WRITTEN TASK
Read the records below and copy each line that contains "Open".

Collected data entries
※
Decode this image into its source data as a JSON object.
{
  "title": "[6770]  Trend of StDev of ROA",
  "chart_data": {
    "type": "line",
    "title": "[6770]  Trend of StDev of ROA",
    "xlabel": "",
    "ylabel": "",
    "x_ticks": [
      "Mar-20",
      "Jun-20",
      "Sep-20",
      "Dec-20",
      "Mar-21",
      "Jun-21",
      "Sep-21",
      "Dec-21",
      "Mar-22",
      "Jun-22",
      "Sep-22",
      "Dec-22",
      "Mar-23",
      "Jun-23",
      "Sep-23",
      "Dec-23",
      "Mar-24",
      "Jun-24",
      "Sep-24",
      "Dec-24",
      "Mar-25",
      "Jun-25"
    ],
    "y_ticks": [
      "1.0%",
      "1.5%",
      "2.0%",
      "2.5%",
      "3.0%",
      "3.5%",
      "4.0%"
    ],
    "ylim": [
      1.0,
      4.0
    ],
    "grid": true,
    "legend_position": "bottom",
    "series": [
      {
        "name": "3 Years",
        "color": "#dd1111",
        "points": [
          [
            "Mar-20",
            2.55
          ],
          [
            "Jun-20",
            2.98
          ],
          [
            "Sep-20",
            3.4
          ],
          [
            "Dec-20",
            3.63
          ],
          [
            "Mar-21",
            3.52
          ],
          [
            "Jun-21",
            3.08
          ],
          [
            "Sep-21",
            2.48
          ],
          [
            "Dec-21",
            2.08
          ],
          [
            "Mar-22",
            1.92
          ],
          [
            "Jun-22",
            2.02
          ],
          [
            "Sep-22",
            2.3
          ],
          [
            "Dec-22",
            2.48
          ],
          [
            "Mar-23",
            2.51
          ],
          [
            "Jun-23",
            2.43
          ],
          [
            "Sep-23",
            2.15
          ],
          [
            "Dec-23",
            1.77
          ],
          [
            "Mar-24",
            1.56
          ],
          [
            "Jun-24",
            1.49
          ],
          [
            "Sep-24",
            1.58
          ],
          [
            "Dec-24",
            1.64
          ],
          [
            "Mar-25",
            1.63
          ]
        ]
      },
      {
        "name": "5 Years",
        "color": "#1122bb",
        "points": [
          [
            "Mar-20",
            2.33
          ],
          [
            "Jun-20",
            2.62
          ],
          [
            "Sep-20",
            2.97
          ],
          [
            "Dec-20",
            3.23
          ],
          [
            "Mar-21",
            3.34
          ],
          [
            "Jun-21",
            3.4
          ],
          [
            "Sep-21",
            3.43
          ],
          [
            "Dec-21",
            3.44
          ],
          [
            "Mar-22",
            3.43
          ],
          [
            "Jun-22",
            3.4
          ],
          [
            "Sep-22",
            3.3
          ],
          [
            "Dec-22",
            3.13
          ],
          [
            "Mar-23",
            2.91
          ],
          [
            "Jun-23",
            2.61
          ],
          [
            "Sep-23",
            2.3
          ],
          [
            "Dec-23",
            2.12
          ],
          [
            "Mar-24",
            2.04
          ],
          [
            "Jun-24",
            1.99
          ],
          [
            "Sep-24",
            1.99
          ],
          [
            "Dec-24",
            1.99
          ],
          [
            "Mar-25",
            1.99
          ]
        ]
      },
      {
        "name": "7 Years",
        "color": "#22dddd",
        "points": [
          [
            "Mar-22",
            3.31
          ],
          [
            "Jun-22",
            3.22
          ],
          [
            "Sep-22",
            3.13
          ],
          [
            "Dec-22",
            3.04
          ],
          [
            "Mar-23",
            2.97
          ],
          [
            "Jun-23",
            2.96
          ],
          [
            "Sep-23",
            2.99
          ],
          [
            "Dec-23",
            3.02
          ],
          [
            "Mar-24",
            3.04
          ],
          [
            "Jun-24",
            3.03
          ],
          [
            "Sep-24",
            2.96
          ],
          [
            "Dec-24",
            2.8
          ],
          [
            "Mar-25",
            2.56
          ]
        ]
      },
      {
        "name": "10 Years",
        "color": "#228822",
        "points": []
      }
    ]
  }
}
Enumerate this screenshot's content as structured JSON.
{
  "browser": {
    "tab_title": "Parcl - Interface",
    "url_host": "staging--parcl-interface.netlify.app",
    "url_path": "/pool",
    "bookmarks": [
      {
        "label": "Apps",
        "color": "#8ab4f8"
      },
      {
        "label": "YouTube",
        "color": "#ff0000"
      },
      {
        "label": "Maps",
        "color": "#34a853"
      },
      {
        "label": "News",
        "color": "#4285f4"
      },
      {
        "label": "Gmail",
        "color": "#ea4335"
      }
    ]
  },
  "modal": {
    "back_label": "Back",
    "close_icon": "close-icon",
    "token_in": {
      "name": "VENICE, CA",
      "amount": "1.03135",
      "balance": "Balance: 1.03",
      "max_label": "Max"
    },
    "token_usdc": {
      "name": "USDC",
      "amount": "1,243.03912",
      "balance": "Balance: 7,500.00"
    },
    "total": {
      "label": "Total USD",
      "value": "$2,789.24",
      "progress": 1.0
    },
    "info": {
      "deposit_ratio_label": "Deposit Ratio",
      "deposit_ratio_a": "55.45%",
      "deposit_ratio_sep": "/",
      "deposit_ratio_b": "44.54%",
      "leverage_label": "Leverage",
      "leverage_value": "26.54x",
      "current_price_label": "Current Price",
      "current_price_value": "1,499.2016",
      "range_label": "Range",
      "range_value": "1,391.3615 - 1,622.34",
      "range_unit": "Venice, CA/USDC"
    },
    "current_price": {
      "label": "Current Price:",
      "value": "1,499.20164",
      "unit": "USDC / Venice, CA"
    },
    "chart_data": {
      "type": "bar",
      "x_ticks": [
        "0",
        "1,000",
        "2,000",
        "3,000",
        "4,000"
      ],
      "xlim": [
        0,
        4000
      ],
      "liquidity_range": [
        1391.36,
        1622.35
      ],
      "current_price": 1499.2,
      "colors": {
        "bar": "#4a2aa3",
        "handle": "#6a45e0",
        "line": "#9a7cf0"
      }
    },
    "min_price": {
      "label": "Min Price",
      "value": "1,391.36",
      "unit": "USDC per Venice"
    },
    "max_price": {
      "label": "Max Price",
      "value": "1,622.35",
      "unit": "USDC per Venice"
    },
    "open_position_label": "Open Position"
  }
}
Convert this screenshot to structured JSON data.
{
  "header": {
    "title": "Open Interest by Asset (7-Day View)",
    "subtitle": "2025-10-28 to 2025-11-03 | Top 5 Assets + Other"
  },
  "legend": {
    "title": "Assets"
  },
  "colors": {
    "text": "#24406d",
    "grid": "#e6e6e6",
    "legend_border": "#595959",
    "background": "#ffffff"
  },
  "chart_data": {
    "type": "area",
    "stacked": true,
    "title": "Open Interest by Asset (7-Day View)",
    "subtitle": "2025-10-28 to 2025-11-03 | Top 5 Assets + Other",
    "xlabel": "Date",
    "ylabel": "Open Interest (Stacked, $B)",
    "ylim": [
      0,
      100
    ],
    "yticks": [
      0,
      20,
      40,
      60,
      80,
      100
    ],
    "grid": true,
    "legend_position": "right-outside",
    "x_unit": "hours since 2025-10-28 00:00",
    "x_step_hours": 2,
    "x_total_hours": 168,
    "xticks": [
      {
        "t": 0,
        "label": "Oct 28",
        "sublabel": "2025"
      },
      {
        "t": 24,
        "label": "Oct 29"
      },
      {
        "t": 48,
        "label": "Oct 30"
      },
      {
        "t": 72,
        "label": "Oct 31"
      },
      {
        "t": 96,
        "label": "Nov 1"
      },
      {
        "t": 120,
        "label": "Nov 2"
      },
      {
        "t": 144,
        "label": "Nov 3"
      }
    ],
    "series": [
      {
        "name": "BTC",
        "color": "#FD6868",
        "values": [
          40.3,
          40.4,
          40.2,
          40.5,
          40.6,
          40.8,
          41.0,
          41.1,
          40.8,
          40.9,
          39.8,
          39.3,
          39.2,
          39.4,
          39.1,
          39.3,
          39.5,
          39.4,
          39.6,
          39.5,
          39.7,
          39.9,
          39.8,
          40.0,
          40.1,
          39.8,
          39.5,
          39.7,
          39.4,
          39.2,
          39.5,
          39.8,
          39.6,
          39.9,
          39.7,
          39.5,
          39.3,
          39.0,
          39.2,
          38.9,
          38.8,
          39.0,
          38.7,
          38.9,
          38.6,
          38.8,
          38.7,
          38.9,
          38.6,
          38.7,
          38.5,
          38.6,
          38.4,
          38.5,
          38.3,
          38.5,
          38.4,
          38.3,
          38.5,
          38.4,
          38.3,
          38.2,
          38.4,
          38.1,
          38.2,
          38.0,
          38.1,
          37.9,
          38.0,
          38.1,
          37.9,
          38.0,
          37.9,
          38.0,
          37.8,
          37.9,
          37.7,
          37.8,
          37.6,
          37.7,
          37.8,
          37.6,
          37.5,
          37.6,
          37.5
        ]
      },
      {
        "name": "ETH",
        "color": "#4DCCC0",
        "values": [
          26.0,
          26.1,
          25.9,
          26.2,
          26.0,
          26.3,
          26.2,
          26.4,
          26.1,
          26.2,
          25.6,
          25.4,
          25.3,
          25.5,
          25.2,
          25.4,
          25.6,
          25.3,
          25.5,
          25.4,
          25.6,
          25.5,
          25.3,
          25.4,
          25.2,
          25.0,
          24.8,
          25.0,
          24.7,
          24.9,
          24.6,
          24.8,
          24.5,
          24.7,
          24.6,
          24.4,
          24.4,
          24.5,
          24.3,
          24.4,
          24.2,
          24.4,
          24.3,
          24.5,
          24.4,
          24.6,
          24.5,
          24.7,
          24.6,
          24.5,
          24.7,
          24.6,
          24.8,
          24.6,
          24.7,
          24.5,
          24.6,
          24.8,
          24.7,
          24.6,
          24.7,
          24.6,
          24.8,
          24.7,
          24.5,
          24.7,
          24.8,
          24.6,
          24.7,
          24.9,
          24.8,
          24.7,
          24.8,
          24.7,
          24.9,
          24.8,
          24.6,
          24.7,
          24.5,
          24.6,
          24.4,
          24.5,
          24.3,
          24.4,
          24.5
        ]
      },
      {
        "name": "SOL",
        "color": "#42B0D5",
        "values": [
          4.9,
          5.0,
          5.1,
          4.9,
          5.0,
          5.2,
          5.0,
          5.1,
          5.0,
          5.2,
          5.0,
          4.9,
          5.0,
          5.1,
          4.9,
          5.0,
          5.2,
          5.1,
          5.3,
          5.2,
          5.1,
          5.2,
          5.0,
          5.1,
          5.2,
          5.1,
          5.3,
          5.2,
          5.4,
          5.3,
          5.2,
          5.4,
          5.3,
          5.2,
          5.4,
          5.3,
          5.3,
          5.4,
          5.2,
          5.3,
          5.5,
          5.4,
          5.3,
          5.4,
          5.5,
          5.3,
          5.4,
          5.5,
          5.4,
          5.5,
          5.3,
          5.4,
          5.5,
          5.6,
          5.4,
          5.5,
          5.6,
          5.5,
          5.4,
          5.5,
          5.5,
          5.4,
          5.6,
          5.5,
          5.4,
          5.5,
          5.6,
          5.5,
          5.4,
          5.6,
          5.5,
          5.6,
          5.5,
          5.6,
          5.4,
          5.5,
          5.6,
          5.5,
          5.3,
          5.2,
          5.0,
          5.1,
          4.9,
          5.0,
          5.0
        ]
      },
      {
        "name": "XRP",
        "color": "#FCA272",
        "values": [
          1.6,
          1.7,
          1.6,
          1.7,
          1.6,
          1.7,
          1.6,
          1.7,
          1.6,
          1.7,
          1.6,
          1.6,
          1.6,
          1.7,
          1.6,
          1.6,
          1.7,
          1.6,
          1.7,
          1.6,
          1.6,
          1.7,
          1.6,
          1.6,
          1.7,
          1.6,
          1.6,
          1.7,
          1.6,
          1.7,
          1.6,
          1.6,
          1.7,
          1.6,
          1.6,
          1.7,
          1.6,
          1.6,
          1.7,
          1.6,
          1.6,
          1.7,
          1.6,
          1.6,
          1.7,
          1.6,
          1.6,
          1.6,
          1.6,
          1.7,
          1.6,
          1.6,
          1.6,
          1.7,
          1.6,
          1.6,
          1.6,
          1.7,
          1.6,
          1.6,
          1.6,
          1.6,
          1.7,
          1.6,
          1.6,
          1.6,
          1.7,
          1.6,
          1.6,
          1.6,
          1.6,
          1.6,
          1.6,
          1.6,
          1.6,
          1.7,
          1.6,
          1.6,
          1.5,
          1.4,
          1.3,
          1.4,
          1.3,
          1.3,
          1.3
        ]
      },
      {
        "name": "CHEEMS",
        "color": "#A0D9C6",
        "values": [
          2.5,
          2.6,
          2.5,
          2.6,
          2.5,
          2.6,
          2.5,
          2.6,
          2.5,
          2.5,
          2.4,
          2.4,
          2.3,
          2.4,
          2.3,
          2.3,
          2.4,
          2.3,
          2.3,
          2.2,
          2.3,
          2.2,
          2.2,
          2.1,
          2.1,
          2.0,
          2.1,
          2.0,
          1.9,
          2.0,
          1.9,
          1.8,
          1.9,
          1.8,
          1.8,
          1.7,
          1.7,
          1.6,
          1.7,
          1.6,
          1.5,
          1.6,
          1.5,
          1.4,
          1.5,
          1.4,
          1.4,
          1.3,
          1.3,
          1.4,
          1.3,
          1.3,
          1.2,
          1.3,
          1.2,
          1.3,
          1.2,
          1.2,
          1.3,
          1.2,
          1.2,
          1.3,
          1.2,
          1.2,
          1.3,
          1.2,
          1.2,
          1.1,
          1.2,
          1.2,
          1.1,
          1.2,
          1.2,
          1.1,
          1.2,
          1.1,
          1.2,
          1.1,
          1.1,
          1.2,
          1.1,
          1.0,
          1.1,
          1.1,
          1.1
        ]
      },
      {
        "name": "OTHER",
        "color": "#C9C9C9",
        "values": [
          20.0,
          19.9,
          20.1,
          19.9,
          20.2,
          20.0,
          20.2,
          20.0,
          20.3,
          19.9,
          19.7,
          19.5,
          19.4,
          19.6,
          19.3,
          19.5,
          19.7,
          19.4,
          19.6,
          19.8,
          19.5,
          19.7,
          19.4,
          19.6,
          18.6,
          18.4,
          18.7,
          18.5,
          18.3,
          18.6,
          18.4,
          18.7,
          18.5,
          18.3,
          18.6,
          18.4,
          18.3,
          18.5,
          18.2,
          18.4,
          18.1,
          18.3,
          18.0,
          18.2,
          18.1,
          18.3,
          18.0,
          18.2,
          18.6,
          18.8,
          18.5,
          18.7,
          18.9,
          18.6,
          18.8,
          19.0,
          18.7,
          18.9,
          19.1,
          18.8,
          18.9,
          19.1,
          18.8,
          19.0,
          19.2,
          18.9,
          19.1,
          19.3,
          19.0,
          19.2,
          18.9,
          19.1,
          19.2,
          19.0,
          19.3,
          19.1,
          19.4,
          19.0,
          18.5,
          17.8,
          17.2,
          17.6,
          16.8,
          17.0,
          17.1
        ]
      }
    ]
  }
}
※
THE ANSWER
    "open_position_label": "Open Position"
    "title": "Open Interest by Asset (7-Day View)",
    "title": "Open Interest by Asset (7-Day View)",
    "ylabel": "Open Interest (Stacked, $B)",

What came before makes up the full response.